[Stored data entries]
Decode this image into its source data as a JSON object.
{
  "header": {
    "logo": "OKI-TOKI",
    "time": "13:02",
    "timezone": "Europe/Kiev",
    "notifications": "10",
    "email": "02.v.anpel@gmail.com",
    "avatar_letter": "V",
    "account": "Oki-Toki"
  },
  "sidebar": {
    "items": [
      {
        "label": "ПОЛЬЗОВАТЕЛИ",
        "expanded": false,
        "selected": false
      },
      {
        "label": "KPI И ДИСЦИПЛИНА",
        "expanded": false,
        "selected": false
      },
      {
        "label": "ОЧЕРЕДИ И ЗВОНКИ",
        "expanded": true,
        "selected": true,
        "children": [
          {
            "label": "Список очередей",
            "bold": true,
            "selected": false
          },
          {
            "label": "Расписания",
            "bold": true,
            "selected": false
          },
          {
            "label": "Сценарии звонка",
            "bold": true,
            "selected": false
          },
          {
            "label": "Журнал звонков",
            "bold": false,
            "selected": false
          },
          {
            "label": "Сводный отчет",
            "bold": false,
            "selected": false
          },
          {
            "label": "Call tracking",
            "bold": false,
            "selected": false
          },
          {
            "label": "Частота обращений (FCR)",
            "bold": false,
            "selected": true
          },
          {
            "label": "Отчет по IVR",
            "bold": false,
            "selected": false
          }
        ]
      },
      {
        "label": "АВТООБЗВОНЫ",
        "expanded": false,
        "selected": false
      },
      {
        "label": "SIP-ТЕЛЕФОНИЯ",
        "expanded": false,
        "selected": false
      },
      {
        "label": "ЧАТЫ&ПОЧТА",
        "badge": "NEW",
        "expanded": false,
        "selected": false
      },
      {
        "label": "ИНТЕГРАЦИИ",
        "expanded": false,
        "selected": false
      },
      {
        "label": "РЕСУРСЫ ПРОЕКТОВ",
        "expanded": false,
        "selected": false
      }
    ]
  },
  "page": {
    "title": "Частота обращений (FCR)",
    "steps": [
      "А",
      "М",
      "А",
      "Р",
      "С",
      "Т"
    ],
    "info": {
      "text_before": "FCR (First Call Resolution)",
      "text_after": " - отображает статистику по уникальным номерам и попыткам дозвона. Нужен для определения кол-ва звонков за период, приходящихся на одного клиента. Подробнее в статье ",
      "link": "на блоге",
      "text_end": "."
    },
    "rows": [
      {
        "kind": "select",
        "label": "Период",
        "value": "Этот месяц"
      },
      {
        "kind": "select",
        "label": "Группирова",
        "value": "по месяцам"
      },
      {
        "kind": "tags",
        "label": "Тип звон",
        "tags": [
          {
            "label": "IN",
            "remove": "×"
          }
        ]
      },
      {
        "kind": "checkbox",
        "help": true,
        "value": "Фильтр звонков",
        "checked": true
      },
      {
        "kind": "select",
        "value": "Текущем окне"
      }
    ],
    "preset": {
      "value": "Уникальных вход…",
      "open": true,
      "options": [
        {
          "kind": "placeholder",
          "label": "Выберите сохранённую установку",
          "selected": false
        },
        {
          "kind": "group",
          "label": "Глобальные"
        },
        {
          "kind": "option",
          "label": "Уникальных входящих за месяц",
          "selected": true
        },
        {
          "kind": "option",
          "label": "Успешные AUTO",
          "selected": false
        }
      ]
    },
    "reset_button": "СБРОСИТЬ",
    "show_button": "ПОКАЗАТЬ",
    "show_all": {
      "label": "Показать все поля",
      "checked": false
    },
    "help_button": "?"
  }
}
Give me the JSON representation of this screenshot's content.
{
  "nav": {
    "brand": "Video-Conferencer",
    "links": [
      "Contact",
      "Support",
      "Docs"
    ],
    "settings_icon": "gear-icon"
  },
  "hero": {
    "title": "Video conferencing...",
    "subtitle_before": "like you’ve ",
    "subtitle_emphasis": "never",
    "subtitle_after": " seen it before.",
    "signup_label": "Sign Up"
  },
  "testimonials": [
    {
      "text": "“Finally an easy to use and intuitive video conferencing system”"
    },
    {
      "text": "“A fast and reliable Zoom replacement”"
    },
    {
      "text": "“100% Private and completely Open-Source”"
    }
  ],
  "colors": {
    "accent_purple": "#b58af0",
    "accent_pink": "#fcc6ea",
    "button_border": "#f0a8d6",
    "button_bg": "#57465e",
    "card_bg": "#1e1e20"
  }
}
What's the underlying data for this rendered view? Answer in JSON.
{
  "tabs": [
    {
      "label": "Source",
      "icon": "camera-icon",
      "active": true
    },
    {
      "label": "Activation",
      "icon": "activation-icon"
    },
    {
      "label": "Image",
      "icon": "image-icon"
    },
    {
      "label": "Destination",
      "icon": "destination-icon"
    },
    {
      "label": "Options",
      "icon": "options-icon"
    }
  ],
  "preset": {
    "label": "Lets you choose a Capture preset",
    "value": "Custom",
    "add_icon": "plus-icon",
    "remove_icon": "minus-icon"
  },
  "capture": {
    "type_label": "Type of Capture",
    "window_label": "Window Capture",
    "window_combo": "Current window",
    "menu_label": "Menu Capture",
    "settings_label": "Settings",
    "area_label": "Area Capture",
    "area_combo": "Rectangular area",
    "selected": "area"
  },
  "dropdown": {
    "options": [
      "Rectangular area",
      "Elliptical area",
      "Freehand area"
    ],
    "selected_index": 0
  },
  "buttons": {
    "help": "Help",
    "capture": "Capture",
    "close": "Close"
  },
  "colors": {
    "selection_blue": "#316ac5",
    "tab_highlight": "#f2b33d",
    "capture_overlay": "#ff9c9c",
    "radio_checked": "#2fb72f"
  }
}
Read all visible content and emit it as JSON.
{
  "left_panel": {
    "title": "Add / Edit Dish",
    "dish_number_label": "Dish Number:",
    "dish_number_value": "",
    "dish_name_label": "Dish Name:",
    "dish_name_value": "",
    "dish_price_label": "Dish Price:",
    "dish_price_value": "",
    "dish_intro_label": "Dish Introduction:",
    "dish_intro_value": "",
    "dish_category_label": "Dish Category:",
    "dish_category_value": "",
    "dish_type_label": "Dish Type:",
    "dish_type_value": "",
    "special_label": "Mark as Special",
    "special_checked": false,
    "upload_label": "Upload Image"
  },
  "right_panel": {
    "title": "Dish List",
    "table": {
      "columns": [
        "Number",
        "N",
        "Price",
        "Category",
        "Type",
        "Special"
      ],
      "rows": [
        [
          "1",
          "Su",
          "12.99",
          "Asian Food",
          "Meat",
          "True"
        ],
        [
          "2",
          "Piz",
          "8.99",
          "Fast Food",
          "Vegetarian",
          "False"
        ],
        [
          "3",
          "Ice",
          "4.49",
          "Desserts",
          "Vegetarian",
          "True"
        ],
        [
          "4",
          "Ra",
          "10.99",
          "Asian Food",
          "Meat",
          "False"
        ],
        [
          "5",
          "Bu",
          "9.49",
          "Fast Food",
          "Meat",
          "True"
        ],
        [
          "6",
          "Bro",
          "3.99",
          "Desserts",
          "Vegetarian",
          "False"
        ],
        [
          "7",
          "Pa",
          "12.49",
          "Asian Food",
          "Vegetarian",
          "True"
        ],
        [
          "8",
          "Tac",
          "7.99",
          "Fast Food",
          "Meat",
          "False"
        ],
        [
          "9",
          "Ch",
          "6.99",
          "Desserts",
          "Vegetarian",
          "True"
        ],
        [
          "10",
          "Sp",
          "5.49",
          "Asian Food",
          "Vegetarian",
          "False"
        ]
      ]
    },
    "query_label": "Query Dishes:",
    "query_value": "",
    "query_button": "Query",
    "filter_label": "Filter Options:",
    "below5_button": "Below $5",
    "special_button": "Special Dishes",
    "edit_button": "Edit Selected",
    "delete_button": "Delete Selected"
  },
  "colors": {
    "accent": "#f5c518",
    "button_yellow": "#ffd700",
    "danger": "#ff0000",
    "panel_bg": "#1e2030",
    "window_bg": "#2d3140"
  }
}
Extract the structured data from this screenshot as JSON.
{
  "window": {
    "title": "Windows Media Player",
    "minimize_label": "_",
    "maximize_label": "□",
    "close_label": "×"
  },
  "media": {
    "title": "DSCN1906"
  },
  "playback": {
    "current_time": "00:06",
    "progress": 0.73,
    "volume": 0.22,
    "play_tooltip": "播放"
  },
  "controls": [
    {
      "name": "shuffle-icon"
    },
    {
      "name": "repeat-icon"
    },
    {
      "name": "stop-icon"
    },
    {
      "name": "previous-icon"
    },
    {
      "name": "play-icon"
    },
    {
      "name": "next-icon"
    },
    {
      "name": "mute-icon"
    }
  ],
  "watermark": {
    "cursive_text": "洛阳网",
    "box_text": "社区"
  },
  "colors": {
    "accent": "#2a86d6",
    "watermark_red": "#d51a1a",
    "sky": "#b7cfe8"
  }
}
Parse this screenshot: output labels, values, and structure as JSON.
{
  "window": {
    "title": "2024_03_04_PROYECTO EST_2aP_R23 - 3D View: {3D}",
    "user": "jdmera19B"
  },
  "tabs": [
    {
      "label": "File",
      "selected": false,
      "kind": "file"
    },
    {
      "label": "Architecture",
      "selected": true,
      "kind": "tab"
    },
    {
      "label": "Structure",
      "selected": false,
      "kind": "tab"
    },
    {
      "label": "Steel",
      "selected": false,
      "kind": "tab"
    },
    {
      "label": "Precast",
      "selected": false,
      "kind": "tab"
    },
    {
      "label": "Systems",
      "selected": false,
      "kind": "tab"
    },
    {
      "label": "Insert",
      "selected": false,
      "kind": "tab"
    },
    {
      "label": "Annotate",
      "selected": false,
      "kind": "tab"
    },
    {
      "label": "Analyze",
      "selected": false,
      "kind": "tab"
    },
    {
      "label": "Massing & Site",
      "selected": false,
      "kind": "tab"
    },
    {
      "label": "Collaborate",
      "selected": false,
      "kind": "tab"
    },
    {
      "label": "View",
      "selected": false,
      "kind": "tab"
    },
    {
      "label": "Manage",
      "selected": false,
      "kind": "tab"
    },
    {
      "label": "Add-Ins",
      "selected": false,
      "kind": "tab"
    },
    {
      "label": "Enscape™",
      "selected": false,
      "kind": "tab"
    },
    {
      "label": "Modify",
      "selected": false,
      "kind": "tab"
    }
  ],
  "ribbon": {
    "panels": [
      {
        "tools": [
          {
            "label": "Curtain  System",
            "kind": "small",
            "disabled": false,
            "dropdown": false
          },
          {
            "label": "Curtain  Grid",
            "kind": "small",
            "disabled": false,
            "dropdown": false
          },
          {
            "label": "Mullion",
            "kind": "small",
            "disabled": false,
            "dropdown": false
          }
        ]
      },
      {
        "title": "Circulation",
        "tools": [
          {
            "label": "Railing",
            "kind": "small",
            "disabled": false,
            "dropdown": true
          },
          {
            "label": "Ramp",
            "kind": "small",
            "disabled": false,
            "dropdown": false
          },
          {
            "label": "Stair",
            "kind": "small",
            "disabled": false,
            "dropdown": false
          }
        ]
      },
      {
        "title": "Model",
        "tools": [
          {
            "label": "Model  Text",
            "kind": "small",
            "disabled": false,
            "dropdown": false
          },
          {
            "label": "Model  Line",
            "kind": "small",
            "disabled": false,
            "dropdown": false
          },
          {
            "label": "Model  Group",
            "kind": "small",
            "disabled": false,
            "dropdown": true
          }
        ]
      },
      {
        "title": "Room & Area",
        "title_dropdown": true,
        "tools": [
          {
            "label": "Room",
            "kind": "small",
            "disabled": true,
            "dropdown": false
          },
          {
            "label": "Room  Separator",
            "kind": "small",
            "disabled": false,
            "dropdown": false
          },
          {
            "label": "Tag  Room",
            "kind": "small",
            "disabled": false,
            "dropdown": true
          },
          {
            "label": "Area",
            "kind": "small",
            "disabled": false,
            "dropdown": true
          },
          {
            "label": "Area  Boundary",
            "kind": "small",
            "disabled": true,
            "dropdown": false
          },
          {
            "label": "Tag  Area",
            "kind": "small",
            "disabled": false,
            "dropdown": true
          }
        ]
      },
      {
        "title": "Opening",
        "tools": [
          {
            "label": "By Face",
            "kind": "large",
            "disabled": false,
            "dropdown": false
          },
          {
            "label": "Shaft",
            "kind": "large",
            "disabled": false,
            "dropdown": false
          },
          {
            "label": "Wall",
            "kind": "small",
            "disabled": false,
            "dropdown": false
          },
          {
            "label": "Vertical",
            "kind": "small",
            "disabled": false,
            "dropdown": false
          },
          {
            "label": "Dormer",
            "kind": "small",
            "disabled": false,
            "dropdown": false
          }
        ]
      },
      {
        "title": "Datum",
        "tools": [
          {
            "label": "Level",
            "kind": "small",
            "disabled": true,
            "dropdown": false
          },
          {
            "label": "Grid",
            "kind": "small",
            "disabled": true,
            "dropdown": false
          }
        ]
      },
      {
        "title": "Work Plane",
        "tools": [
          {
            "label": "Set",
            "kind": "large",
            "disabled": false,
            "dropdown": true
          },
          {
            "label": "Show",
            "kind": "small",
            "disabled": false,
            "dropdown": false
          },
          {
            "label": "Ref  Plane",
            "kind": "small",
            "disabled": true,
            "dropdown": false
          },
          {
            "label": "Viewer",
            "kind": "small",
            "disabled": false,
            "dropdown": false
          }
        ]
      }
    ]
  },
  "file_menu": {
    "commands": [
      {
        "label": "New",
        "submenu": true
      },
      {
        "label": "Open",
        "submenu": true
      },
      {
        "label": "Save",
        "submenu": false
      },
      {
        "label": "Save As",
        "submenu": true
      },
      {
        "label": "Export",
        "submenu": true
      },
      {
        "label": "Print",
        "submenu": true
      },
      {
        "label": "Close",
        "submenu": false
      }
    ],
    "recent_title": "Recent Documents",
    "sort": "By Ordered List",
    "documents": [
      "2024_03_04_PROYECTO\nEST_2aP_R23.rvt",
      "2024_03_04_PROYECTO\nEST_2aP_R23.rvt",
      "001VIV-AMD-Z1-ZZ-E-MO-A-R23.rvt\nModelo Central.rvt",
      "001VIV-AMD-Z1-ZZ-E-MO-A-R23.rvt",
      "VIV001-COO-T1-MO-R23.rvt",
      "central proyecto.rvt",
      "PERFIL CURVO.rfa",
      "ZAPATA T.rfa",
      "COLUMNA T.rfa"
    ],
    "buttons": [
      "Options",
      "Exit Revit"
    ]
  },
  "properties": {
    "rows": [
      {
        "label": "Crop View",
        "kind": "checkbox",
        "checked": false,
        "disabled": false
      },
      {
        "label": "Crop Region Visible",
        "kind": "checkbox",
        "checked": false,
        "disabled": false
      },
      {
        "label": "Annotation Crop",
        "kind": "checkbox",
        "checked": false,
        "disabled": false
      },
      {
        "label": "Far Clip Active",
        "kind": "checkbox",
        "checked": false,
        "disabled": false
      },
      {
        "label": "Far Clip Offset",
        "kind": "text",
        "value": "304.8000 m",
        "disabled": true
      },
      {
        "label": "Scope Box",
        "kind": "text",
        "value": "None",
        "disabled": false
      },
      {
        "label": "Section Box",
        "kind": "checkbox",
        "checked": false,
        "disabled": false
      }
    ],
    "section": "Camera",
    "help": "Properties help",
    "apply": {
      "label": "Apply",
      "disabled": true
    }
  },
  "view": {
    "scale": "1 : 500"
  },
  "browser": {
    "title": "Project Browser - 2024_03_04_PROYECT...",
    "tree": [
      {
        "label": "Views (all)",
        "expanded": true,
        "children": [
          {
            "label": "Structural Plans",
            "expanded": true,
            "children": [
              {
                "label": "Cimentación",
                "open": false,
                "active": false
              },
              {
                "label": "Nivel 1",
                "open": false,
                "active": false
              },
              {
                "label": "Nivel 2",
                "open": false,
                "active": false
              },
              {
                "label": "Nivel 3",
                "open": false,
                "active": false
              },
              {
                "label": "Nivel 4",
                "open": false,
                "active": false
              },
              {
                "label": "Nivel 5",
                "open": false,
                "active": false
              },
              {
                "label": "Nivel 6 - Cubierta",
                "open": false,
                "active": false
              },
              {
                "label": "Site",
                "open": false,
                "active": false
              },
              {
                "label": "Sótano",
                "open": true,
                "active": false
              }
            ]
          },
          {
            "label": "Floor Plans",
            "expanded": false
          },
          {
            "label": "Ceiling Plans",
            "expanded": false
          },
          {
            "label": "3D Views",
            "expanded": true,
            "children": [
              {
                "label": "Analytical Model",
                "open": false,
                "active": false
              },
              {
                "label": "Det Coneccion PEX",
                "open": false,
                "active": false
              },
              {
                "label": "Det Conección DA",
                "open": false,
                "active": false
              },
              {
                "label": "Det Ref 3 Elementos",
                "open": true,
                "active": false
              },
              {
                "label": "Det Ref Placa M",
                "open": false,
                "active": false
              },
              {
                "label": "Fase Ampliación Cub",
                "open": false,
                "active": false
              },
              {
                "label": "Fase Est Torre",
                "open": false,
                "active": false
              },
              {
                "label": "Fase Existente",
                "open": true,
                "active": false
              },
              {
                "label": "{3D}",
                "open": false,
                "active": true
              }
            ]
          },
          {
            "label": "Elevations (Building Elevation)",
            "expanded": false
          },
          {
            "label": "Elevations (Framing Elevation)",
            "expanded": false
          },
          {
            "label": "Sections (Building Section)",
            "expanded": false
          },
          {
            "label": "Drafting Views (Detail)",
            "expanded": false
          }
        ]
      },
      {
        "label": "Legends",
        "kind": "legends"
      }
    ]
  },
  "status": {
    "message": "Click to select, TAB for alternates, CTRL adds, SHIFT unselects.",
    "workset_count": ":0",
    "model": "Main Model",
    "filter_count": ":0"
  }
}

Exercise description:
From the data, pick out every line that includes "Nivel".

Exercise answer:
                "label": "Nivel 1",
                "label": "Nivel 2",
                "label": "Nivel 3",
                "label": "Nivel 4",
                "label": "Nivel 5",
                "label": "Nivel 6 - Cubierta",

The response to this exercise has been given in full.